◆ **Written exercise**
Write every line of the material out exactly as shown.

◆ **Records provided**
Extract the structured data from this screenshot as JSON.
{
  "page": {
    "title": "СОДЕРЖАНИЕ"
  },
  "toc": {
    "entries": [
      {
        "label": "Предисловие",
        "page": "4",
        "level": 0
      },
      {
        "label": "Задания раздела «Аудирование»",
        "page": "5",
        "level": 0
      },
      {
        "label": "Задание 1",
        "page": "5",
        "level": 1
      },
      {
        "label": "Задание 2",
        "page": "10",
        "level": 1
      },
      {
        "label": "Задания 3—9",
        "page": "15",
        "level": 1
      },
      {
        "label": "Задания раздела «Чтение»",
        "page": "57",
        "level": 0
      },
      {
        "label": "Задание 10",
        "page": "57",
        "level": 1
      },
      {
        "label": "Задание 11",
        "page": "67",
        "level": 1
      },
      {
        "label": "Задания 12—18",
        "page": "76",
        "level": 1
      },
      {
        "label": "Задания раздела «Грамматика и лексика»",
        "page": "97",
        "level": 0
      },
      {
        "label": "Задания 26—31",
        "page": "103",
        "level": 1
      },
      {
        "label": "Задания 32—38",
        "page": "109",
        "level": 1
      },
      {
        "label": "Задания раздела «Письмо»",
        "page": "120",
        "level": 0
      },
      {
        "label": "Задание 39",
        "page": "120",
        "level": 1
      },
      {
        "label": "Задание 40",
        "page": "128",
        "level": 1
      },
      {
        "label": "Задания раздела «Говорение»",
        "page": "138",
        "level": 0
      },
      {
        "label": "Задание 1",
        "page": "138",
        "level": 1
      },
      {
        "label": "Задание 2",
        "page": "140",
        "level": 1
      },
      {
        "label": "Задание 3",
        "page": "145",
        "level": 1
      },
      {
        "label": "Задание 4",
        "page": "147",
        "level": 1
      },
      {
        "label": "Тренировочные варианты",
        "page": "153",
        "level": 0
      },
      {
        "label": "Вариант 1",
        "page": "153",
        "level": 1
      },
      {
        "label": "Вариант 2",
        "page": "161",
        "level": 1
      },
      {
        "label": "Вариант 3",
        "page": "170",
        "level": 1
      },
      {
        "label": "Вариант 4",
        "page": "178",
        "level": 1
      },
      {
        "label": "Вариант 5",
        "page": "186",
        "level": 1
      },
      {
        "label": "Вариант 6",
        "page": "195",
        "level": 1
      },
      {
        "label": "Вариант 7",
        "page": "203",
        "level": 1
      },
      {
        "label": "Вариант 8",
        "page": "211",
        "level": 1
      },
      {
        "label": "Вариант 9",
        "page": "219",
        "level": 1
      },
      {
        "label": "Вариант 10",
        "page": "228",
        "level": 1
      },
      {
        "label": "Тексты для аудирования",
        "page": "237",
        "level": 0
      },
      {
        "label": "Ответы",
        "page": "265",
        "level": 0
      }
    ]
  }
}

◆ **Output**
Extract the structured data from this screenshot as JSON.
{
  "page": {
    "title": "СОДЕРЖАНИЕ"
  },
  "toc": {
    "entries": [
      {
        "label": "Предисловие",
        "page": "4",
        "level": 0
      },
      {
        "label": "Задания раздела «Аудирование»",
        "page": "5",
        "level": 0
      },
      {
        "label": "Задание 1",
        "page": "5",
        "level": 1
      },
      {
        "label": "Задание 2",
        "page": "10",
        "level": 1
      },
      {
        "label": "Задания 3—9",
        "page": "15",
        "level": 1
      },
      {
        "label": "Задания раздела «Чтение»",
        "page": "57",
        "level": 0
      },
      {
        "label": "Задание 10",
        "page": "57",
        "level": 1
      },
      {
        "label": "Задание 11",
        "page": "67",
        "level": 1
      },
      {
        "label": "Задания 12—18",
        "page": "76",
        "level": 1
      },
      {
        "label": "Задания раздела «Грамматика и лексика»",
        "page": "97",
        "level": 0
      },
      {
        "label": "Задания 26—31",
        "page": "103",
        "level": 1
      },
      {
        "label": "Задания 32—38",
        "page": "109",
        "level": 1
      },
      {
        "label": "Задания раздела «Письмо»",
        "page": "120",
        "level": 0
      },
      {
        "label": "Задание 39",
        "page": "120",
        "level": 1
      },
      {
        "label": "Задание 40",
        "page": "128",
        "level": 1
      },
      {
        "label": "Задания раздела «Говорение»",
        "page": "138",
        "level": 0
      },
      {
        "label": "Задание 1",
        "page": "138",
        "level": 1
      },
      {
        "label": "Задание 2",
        "page": "140",
        "level": 1
      },
      {
        "label": "Задание 3",
        "page": "145",
        "level": 1
      },
      {
        "label": "Задание 4",
        "page": "147",
        "level": 1
      },
      {
        "label": "Тренировочные варианты",
        "page": "153",
        "level": 0
      },
      {
        "label": "Вариант 1",
        "page": "153",
        "level": 1
      },
      {
        "label": "Вариант 2",
        "page": "161",
        "level": 1
      },
      {
        "label": "Вариант 3",
        "page": "170",
        "level": 1
      },
      {
        "label": "Вариант 4",
        "page": "178",
        "level": 1
      },
      {
        "label": "Вариант 5",
        "page": "186",
        "level": 1
      },
      {
        "label": "Вариант 6",
        "page": "195",
        "level": 1
      },
      {
        "label": "Вариант 7",
        "page": "203",
        "level": 1
      },
      {
        "label": "Вариант 8",
        "page": "211",
        "level": 1
      },
      {
        "label": "Вариант 9",
        "page": "219",
        "level": 1
      },
      {
        "label": "Вариант 10",
        "page": "228",
        "level": 1
      },
      {
        "label": "Тексты для аудирования",
        "page": "237",
        "level": 0
      },
      {
        "label": "Ответы",
        "page": "265",
        "level": 0
      }
    ]
  }
}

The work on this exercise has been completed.